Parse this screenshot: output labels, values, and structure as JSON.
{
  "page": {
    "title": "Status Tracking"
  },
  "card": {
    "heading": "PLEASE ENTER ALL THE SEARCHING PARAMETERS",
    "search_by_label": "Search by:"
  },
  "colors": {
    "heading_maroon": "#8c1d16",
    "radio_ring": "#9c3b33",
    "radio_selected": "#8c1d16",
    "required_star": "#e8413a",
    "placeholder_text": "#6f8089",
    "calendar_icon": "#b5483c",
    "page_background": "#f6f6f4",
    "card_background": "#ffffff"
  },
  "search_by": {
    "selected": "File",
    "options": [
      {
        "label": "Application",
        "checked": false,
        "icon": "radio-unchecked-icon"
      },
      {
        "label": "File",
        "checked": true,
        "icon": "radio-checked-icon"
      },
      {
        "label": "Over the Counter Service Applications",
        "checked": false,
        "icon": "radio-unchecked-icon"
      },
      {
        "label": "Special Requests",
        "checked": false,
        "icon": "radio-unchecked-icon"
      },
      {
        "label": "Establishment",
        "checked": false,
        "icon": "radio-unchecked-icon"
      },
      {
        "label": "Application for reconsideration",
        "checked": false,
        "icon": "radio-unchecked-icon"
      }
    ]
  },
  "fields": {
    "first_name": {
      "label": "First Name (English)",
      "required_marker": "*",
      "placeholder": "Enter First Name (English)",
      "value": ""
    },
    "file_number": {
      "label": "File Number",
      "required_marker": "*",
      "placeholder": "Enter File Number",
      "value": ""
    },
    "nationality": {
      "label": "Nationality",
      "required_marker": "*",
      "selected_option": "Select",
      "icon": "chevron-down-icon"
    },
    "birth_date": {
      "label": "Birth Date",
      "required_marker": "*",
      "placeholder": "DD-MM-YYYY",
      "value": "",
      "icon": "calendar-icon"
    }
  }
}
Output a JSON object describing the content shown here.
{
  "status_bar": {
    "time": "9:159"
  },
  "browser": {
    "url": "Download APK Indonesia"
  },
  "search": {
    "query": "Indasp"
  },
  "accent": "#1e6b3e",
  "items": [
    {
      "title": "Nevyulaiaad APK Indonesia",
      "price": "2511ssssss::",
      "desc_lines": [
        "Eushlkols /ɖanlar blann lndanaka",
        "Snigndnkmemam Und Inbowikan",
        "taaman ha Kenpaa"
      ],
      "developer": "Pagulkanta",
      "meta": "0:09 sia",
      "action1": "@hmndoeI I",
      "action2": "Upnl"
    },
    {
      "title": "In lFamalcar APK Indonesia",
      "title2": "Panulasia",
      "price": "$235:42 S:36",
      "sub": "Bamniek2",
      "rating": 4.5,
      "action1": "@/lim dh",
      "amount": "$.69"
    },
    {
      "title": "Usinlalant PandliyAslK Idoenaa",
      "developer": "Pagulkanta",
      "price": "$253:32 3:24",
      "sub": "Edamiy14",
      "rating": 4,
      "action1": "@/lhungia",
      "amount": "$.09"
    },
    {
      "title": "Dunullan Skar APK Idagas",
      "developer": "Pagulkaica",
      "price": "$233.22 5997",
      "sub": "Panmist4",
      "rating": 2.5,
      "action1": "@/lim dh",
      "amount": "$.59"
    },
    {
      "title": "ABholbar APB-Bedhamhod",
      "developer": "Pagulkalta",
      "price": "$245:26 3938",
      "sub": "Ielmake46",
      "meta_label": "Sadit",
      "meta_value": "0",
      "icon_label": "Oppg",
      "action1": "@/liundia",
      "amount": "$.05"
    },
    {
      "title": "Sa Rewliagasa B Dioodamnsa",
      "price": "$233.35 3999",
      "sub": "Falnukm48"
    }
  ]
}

○ ○ ○ ○ ○ ○ ○

Copy out each record from above, exactly.

Parse this screenshot: output labels, values, and structure as JSON.
{
  "page": {
    "title": "Status Tracking"
  },
  "card": {
    "heading": "PLEASE ENTER ALL THE SEARCHING PARAMETERS",
    "search_by_label": "Search by:"
  },
  "colors": {
    "heading_maroon": "#8c1d16",
    "radio_ring": "#9c3b33",
    "radio_selected": "#8c1d16",
    "required_star": "#e8413a",
    "placeholder_text": "#6f8089",
    "calendar_icon": "#b5483c",
    "page_background": "#f6f6f4",
    "card_background": "#ffffff"
  },
  "search_by": {
    "selected": "File",
    "options": [
      {
        "label": "Application",
        "checked": false,
        "icon": "radio-unchecked-icon"
      },
      {
        "label": "File",
        "checked": true,
        "icon": "radio-checked-icon"
      },
      {
        "label": "Over the Counter Service Applications",
        "checked": false,
        "icon": "radio-unchecked-icon"
      },
      {
        "label": "Special Requests",
        "checked": false,
        "icon": "radio-unchecked-icon"
      },
      {
        "label": "Establishment",
        "checked": false,
        "icon": "radio-unchecked-icon"
      },
      {
        "label": "Application for reconsideration",
        "checked": false,
        "icon": "radio-unchecked-icon"
      }
    ]
  },
  "fields": {
    "first_name": {
      "label": "First Name (English)",
      "required_marker": "*",
      "placeholder": "Enter First Name (English)",
      "value": ""
    },
    "file_number": {
      "label": "File Number",
      "required_marker": "*",
      "placeholder": "Enter File Number",
      "value": ""
    },
    "nationality": {
      "label": "Nationality",
      "required_marker": "*",
      "selected_option": "Select",
      "icon": "chevron-down-icon"
    },
    "birth_date": {
      "label": "Birth Date",
      "required_marker": "*",
      "placeholder": "DD-MM-YYYY",
      "value": "",
      "icon": "calendar-icon"
    }
  }
}
Output a JSON object describing the content shown here.
{
  "status_bar": {
    "time": "9:159"
  },
  "browser": {
    "url": "Download APK Indonesia"
  },
  "search": {
    "query": "Indasp"
  },
  "accent": "#1e6b3e",
  "items": [
    {
      "title": "Nevyulaiaad APK Indonesia",
      "price": "2511ssssss::",
      "desc_lines": [
        "Eushlkols /ɖanlar blann lndanaka",
        "Snigndnkmemam Und Inbowikan",
        "taaman ha Kenpaa"
      ],
      "developer": "Pagulkanta",
      "meta": "0:09 sia",
      "action1": "@hmndoeI I",
      "action2": "Upnl"
    },
    {
      "title": "In lFamalcar APK Indonesia",
      "title2": "Panulasia",
      "price": "$235:42 S:36",
      "sub": "Bamniek2",
      "rating": 4.5,
      "action1": "@/lim dh",
      "amount": "$.69"
    },
    {
      "title": "Usinlalant PandliyAslK Idoenaa",
      "developer": "Pagulkanta",
      "price": "$253:32 3:24",
      "sub": "Edamiy14",
      "rating": 4,
      "action1": "@/lhungia",
      "amount": "$.09"
    },
    {
      "title": "Dunullan Skar APK Idagas",
      "developer": "Pagulkaica",
      "price": "$233.22 5997",
      "sub": "Panmist4",
      "rating": 2.5,
      "action1": "@/lim dh",
      "amount": "$.59"
    },
    {
      "title": "ABholbar APB-Bedhamhod",
      "developer": "Pagulkalta",
      "price": "$245:26 3938",
      "sub": "Ielmake46",
      "meta_label": "Sadit",
      "meta_value": "0",
      "icon_label": "Oppg",
      "action1": "@/liundia",
      "amount": "$.05"
    },
    {
      "title": "Sa Rewliagasa B Dioodamnsa",
      "price": "$233.35 3999",
      "sub": "Falnukm48"
    }
  ]
}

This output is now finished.